Page text entries
● ● ● ● ●

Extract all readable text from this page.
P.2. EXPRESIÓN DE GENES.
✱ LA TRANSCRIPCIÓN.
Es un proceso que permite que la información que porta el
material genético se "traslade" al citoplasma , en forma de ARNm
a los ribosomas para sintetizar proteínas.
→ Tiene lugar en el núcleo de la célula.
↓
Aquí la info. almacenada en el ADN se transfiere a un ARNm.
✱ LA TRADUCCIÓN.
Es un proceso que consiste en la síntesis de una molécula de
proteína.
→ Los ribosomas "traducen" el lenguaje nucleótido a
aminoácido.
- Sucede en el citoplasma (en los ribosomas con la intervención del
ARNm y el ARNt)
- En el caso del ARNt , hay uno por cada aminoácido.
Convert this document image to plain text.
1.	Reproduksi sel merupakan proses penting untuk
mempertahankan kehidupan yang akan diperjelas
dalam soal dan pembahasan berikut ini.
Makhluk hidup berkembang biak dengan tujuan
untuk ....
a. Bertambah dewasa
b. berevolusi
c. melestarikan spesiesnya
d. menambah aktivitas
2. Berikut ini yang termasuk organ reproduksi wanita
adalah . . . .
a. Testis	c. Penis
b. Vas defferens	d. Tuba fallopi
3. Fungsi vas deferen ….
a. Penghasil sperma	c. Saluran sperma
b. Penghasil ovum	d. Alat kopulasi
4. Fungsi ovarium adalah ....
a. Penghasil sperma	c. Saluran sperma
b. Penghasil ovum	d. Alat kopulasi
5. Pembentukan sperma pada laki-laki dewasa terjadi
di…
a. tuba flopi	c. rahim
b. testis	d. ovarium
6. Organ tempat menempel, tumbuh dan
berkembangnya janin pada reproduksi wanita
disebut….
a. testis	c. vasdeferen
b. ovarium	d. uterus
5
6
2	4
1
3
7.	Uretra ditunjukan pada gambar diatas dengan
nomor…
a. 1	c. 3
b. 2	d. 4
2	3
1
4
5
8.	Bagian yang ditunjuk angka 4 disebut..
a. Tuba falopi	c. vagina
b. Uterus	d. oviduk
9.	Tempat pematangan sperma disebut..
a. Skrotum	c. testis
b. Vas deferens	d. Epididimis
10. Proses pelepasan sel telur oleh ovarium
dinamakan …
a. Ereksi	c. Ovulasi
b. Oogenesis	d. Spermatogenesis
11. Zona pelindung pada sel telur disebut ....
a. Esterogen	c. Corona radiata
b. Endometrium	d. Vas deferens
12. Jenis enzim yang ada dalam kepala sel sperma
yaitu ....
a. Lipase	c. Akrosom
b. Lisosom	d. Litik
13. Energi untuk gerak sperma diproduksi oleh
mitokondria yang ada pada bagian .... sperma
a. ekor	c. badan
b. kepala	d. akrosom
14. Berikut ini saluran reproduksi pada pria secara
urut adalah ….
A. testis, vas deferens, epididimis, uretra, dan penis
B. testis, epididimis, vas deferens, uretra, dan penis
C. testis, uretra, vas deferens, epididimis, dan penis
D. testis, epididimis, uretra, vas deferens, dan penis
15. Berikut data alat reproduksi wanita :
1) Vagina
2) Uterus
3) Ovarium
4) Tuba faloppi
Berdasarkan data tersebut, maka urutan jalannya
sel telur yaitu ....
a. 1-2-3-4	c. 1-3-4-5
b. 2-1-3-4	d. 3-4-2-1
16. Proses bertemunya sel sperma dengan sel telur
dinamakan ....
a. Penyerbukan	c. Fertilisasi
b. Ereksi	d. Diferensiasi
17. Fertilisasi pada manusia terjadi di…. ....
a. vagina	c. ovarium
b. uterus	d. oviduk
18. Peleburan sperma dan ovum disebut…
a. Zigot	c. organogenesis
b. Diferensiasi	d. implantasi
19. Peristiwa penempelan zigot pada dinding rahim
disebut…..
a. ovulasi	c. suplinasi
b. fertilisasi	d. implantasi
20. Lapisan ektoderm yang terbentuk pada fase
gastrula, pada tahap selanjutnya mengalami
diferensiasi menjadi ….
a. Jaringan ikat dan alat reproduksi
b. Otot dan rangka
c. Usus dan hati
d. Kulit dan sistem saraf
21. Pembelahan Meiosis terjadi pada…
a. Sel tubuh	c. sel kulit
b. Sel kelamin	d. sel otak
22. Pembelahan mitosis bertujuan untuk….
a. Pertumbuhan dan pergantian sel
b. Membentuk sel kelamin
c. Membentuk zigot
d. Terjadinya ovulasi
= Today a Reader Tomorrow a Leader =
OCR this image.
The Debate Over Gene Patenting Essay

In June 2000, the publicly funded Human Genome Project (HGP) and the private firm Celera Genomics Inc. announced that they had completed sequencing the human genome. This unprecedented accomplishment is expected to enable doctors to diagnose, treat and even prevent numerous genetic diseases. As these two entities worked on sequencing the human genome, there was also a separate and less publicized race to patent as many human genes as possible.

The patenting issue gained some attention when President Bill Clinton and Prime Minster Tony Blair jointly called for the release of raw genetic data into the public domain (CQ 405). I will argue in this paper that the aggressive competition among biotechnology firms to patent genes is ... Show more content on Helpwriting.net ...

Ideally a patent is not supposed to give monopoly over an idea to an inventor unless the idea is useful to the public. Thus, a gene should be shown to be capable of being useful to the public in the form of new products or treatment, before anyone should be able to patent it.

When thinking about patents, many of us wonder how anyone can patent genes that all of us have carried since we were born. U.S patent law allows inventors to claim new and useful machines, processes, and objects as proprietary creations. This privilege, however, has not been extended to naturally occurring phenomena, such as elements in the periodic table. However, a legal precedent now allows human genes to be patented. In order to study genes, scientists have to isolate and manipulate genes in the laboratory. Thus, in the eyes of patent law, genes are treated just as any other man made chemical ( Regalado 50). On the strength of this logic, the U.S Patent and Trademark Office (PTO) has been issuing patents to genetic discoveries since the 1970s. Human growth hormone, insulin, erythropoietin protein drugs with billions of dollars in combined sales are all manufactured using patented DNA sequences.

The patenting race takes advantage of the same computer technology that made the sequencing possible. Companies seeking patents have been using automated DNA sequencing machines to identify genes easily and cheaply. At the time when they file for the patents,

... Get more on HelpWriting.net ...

● ● ● ● ●

Copy all lines of the records in which the string "made" can be found.

When thinking about patents, many of us wonder how anyone can patent genes that all of us have carried since we were born. U.S patent law allows inventors to claim new and useful machines, processes, and objects as proprietary creations. This privilege, however, has not been extended to naturally occurring phenomena, such as elements in the periodic table. However, a legal precedent now allows human genes to be patented. In order to study genes, scientists have to isolate and manipulate genes in the laboratory. Thus, in the eyes of patent law, genes are treated just as any other man made chemical ( Regalado 50). On the strength of this logic, the U.S Patent and Trademark Office (PTO) has been issuing patents to genetic discoveries since the 1970s. Human growth hormone, insulin, erythropoietin protein drugs with billions of dollars in combined sales are all manufactured using patented DNA sequences.
The patenting race takes advantage of the same computer technology that made the sequencing possible. Companies seeking patents have been using automated DNA sequencing machines to identify genes easily and cheaply. At the time when they file for the patents,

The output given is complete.